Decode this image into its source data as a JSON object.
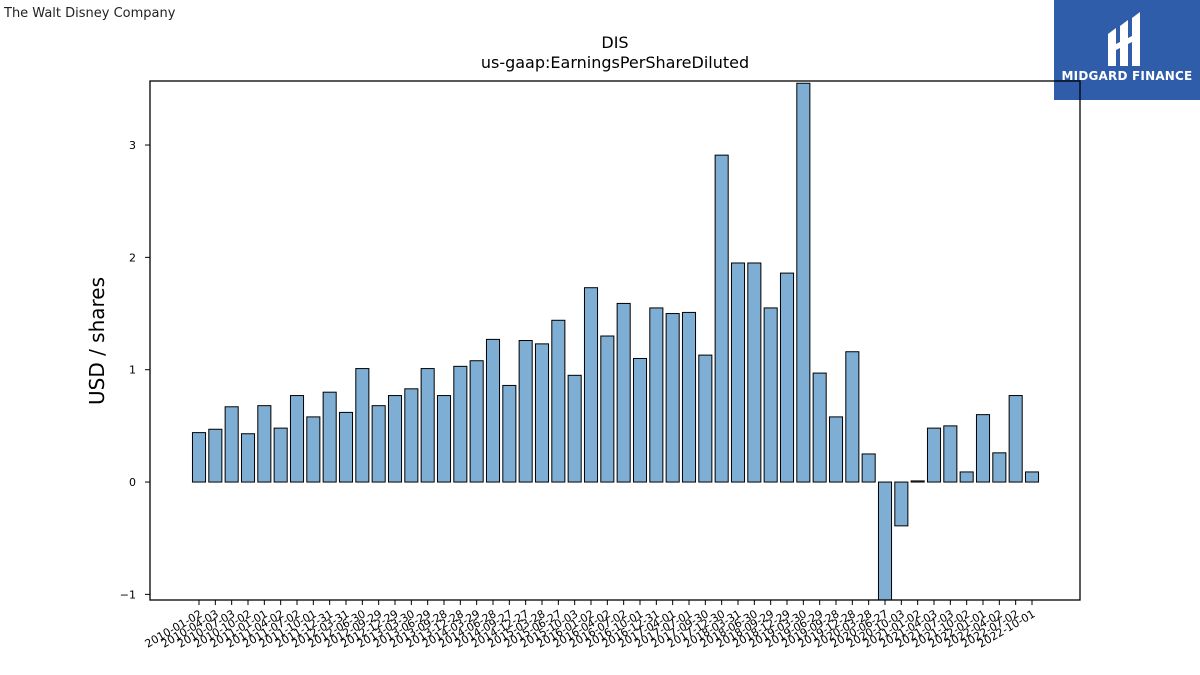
{
  "logos": {
    "company": "The Walt Disney Company",
    "brand": "MIDGARD FINANCE"
  },
  "colors": {
    "bar_fill": "#7eaed3",
    "bar_edge": "#000000",
    "brand_background": "#2f5daa"
  },
  "chart_data": {
    "type": "bar",
    "title": "DIS",
    "subtitle": "us-gaap:EarningsPerShareDiluted",
    "xlabel": "",
    "ylabel": "USD / shares",
    "ylim": [
      -1.05,
      3.57
    ],
    "yticks": [
      -1,
      0,
      1,
      2,
      3
    ],
    "grid": false,
    "categories": [
      "2010-01-02",
      "2010-04-03",
      "2010-07-03",
      "2010-10-02",
      "2011-01-01",
      "2011-04-02",
      "2011-07-02",
      "2011-10-01",
      "2011-12-31",
      "2012-03-31",
      "2012-06-30",
      "2012-09-29",
      "2012-12-29",
      "2013-03-30",
      "2013-06-29",
      "2013-09-28",
      "2013-12-28",
      "2014-03-29",
      "2014-06-28",
      "2014-09-27",
      "2014-12-27",
      "2015-03-28",
      "2015-06-27",
      "2015-10-03",
      "2016-01-02",
      "2016-04-02",
      "2016-07-02",
      "2016-10-01",
      "2016-12-31",
      "2017-04-01",
      "2017-07-01",
      "2017-09-30",
      "2017-12-30",
      "2018-03-31",
      "2018-06-30",
      "2018-09-29",
      "2018-12-29",
      "2019-03-30",
      "2019-06-29",
      "2019-09-28",
      "2019-12-28",
      "2020-03-28",
      "2020-06-27",
      "2020-10-03",
      "2021-01-02",
      "2021-04-03",
      "2021-07-03",
      "2021-10-02",
      "2022-01-01",
      "2022-04-02",
      "2022-07-02",
      "2022-10-01"
    ],
    "values": [
      0.44,
      0.47,
      0.67,
      0.43,
      0.68,
      0.48,
      0.77,
      0.58,
      0.8,
      0.62,
      1.01,
      0.68,
      0.77,
      0.83,
      1.01,
      0.77,
      1.03,
      1.08,
      1.27,
      0.86,
      1.26,
      1.23,
      1.44,
      0.95,
      1.73,
      1.3,
      1.59,
      1.1,
      1.55,
      1.5,
      1.51,
      1.13,
      2.91,
      1.95,
      1.95,
      1.55,
      1.86,
      3.55,
      0.97,
      0.58,
      1.16,
      0.25,
      -1.05,
      -0.39,
      0.01,
      0.48,
      0.5,
      0.09,
      0.6,
      0.26,
      0.77,
      0.09
    ]
  }
}
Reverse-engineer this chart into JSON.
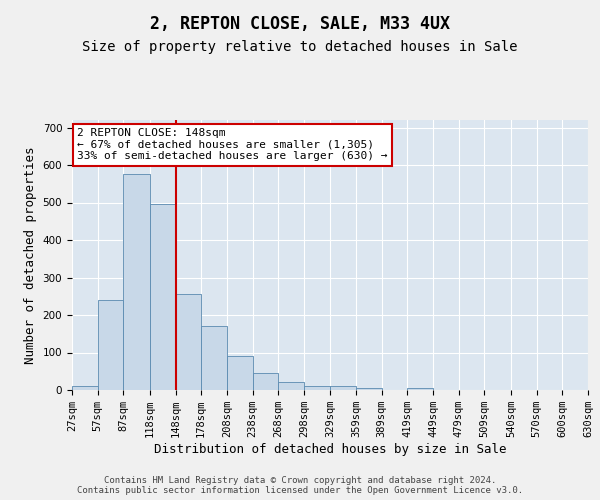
◆ ◆ ◆ ◆
▶ **Your task**: Except for the pictures, copy every line of the records above exactly.

▶ **Complete answer**:
Decode this image into its source data as a JSON object.
{
  "logos": {
    "company": "The Walt Disney Company",
    "brand": "MIDGARD FINANCE"
  },
  "colors": {
    "bar_fill": "#7eaed3",
    "bar_edge": "#000000",
    "brand_background": "#2f5daa"
  },
  "chart_data": {
    "type": "bar",
    "title": "DIS",
    "subtitle": "us-gaap:EarningsPerShareDiluted",
    "xlabel": "",
    "ylabel": "USD / shares",
    "ylim": [
      -1.05,
      3.57
    ],
    "yticks": [
      -1,
      0,
      1,
      2,
      3
    ],
    "grid": false,
    "categories": [
      "2010-01-02",
      "2010-04-03",
      "2010-07-03",
      "2010-10-02",
      "2011-01-01",
      "2011-04-02",
      "2011-07-02",
      "2011-10-01",
      "2011-12-31",
      "2012-03-31",
      "2012-06-30",
      "2012-09-29",
      "2012-12-29",
      "2013-03-30",
      "2013-06-29",
      "2013-09-28",
      "2013-12-28",
      "2014-03-29",
      "2014-06-28",
      "2014-09-27",
      "2014-12-27",
      "2015-03-28",
      "2015-06-27",
      "2015-10-03",
      "2016-01-02",
      "2016-04-02",
      "2016-07-02",
      "2016-10-01",
      "2016-12-31",
      "2017-04-01",
      "2017-07-01",
      "2017-09-30",
      "2017-12-30",
      "2018-03-31",
      "2018-06-30",
      "2018-09-29",
      "2018-12-29",
      "2019-03-30",
      "2019-06-29",
      "2019-09-28",
      "2019-12-28",
      "2020-03-28",
      "2020-06-27",
      "2020-10-03",
      "2021-01-02",
      "2021-04-03",
      "2021-07-03",
      "2021-10-02",
      "2022-01-01",
      "2022-04-02",
      "2022-07-02",
      "2022-10-01"
    ],
    "values": [
      0.44,
      0.47,
      0.67,
      0.43,
      0.68,
      0.48,
      0.77,
      0.58,
      0.8,
      0.62,
      1.01,
      0.68,
      0.77,
      0.83,
      1.01,
      0.77,
      1.03,
      1.08,
      1.27,
      0.86,
      1.26,
      1.23,
      1.44,
      0.95,
      1.73,
      1.3,
      1.59,
      1.1,
      1.55,
      1.5,
      1.51,
      1.13,
      2.91,
      1.95,
      1.95,
      1.55,
      1.86,
      3.55,
      0.97,
      0.58,
      1.16,
      0.25,
      -1.05,
      -0.39,
      0.01,
      0.48,
      0.5,
      0.09,
      0.6,
      0.26,
      0.77,
      0.09
    ]
  }
}
Reverse-engineer this chart into JSON.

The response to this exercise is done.